• _Problem statement_:
Look through the data below and count each line where the word "proceedings" appears. Reply with the count alone.
..........
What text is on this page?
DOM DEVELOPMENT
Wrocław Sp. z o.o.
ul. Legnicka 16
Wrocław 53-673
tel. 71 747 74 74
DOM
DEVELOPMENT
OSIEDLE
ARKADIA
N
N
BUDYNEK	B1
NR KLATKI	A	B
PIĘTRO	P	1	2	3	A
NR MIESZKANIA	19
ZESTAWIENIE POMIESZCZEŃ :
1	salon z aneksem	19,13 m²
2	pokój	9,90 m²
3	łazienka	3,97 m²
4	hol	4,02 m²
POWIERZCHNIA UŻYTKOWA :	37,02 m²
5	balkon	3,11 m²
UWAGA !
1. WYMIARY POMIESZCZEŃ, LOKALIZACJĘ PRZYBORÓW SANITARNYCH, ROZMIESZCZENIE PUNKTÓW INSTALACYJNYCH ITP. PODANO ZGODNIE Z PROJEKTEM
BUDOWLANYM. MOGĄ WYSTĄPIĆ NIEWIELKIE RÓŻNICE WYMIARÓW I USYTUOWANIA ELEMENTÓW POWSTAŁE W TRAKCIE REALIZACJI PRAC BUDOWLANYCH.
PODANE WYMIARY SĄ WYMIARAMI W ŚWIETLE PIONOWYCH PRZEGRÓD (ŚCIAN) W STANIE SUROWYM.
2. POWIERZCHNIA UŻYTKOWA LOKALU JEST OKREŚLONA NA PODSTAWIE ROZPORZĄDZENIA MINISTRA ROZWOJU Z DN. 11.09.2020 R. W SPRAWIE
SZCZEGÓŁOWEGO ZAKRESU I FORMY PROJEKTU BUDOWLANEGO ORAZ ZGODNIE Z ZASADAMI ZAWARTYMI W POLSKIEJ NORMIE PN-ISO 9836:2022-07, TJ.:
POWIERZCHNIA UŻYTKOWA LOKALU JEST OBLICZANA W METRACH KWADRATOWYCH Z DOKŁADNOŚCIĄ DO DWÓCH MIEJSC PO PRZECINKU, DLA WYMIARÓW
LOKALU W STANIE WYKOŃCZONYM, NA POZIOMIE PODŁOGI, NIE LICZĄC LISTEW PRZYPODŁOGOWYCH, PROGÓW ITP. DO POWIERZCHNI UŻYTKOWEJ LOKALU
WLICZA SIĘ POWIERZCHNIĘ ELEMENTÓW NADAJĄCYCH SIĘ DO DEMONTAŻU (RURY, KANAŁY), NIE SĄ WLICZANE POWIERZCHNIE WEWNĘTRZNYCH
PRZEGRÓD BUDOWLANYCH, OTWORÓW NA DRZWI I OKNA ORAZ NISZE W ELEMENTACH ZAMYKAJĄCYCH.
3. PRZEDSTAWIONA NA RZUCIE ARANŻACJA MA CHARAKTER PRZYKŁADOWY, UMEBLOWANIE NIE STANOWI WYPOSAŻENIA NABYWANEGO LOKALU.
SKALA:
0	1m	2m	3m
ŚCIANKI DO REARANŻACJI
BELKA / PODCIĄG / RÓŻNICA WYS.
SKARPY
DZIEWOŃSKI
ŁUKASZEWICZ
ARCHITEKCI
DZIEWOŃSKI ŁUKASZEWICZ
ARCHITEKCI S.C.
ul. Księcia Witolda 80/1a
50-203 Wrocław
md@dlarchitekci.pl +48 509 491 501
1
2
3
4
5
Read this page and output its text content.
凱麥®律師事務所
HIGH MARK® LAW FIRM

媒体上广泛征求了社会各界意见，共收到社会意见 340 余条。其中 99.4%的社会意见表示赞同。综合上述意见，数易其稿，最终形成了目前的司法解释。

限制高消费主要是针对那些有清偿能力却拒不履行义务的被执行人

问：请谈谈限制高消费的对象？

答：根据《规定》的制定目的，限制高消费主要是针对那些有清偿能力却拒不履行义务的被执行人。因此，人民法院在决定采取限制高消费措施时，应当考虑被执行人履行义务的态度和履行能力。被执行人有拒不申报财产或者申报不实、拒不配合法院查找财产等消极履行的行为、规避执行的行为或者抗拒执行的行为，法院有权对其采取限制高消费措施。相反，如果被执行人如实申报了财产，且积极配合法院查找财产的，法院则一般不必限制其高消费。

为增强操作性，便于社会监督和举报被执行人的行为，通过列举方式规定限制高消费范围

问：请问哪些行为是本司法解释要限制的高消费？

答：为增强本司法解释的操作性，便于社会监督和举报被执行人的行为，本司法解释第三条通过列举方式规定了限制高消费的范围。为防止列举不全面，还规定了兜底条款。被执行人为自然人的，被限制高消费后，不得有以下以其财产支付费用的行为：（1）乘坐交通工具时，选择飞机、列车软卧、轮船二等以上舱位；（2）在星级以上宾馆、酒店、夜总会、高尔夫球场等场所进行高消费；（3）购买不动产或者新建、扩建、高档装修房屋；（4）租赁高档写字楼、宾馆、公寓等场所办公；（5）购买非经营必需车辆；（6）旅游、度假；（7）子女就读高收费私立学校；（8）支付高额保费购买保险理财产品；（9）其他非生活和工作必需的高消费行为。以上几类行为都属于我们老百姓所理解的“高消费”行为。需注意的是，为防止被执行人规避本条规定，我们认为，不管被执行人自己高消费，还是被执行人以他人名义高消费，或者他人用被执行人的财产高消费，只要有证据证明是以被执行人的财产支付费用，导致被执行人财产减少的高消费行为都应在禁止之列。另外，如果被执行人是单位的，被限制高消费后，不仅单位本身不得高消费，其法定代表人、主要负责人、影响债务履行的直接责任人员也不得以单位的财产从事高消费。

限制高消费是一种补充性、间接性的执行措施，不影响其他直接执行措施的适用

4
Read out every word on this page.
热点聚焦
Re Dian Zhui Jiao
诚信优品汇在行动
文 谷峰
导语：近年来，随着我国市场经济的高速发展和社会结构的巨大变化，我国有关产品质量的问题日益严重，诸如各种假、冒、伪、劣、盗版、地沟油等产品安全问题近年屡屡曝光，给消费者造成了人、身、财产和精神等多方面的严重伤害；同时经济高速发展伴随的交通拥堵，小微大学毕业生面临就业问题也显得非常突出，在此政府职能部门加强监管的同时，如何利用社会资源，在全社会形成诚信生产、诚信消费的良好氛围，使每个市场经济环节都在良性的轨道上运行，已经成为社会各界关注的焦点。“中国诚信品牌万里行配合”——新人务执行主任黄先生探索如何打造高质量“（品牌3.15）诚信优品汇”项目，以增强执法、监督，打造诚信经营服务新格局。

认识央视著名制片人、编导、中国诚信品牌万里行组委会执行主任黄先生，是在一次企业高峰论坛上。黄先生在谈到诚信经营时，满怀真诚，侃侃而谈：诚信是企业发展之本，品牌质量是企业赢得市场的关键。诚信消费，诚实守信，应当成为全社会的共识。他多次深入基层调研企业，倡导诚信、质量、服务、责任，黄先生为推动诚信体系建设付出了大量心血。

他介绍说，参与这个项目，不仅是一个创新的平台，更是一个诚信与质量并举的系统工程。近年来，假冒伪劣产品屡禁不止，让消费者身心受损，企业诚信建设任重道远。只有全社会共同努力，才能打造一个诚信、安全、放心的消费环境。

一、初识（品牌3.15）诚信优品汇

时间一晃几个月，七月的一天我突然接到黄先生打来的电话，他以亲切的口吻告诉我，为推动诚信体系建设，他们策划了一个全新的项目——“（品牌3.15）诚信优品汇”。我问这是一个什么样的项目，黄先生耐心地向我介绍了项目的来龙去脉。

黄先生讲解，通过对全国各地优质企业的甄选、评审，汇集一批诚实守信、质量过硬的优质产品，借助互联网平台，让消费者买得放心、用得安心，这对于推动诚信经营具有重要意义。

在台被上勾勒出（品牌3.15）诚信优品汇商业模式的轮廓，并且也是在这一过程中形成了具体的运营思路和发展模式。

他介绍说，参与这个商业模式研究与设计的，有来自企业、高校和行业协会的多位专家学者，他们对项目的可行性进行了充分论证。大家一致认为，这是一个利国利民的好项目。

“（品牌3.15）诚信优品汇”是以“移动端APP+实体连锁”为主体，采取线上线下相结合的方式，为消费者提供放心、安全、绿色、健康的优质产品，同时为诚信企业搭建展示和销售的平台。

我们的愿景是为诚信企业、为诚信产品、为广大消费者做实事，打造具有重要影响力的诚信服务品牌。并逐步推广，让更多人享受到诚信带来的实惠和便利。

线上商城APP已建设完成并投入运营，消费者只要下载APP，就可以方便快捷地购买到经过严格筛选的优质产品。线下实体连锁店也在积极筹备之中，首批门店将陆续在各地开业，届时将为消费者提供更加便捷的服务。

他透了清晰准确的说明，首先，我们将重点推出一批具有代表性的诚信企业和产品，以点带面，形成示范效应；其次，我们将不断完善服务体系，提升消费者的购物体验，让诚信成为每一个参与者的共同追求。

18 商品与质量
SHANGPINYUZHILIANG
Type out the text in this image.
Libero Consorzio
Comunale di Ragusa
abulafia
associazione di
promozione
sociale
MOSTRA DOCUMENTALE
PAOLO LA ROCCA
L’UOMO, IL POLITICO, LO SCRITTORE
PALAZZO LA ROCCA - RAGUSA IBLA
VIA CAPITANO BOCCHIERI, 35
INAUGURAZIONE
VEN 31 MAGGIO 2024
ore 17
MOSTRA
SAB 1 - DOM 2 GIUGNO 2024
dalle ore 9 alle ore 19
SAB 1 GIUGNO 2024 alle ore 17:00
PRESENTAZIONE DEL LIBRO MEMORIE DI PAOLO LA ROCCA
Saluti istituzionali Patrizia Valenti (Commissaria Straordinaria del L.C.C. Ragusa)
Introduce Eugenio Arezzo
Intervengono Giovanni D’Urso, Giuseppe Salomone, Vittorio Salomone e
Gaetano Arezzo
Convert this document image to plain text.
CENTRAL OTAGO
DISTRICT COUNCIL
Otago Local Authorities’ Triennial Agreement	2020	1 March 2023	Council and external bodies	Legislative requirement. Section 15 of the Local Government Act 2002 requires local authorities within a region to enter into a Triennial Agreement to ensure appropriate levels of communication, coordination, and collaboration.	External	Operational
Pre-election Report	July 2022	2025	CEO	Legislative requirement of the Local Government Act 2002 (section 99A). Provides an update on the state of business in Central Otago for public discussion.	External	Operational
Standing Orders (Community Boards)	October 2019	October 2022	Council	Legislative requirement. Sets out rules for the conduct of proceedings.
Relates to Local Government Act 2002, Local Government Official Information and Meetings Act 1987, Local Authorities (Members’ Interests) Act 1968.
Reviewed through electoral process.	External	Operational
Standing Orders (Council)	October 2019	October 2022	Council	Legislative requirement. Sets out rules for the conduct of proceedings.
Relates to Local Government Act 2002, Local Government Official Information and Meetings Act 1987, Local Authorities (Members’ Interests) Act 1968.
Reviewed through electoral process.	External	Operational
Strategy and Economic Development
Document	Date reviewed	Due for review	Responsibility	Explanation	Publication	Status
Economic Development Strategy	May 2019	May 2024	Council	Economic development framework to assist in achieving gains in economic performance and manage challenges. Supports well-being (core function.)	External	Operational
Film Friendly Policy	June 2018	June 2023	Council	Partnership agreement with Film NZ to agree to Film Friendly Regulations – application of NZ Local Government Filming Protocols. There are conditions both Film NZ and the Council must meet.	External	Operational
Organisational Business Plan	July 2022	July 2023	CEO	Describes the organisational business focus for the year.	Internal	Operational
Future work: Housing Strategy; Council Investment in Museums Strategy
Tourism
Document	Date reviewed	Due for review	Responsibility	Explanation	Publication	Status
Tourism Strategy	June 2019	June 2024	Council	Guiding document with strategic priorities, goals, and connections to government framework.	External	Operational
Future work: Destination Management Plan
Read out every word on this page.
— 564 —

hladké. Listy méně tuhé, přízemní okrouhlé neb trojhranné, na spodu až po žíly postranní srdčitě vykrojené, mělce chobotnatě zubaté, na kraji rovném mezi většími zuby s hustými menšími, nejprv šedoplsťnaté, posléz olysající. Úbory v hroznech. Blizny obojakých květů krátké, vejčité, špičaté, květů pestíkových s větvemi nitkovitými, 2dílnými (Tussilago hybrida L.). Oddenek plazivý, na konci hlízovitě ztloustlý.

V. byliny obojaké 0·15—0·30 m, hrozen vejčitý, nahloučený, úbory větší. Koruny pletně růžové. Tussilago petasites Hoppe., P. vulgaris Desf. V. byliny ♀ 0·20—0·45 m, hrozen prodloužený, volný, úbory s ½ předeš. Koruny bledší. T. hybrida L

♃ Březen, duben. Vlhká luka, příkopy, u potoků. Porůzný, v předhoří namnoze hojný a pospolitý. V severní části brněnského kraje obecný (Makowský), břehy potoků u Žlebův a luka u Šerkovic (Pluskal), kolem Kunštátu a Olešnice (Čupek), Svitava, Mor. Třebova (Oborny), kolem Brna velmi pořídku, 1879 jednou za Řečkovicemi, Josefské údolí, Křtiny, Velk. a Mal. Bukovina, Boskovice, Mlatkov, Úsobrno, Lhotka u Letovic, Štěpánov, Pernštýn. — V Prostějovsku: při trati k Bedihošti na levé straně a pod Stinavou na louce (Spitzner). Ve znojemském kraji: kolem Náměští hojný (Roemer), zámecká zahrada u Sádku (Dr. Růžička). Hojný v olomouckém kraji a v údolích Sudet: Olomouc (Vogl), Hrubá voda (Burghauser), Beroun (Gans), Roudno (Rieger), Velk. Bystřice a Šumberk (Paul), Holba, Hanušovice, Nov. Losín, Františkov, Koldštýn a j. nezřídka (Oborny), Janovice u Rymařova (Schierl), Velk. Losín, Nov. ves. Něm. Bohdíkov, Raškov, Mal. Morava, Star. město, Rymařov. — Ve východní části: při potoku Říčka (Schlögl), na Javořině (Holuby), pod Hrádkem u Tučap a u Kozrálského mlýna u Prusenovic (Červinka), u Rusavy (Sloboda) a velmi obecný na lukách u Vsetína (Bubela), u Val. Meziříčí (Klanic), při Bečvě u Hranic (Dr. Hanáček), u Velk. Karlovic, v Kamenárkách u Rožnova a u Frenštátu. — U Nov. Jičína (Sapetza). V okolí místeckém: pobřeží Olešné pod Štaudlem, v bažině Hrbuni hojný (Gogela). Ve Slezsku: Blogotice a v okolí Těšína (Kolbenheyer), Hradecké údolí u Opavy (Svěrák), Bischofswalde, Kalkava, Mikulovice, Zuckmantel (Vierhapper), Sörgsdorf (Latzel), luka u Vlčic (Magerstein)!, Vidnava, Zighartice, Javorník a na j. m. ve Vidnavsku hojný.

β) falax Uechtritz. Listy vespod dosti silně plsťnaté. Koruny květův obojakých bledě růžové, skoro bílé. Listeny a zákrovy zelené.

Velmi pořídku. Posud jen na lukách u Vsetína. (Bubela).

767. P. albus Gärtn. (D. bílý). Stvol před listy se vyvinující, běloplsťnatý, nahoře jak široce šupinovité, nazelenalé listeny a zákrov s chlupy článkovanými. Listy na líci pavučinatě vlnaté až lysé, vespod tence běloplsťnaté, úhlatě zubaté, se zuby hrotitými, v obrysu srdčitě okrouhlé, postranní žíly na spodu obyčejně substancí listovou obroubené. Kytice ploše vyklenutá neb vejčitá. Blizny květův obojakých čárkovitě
..........
• _Task answer_:
2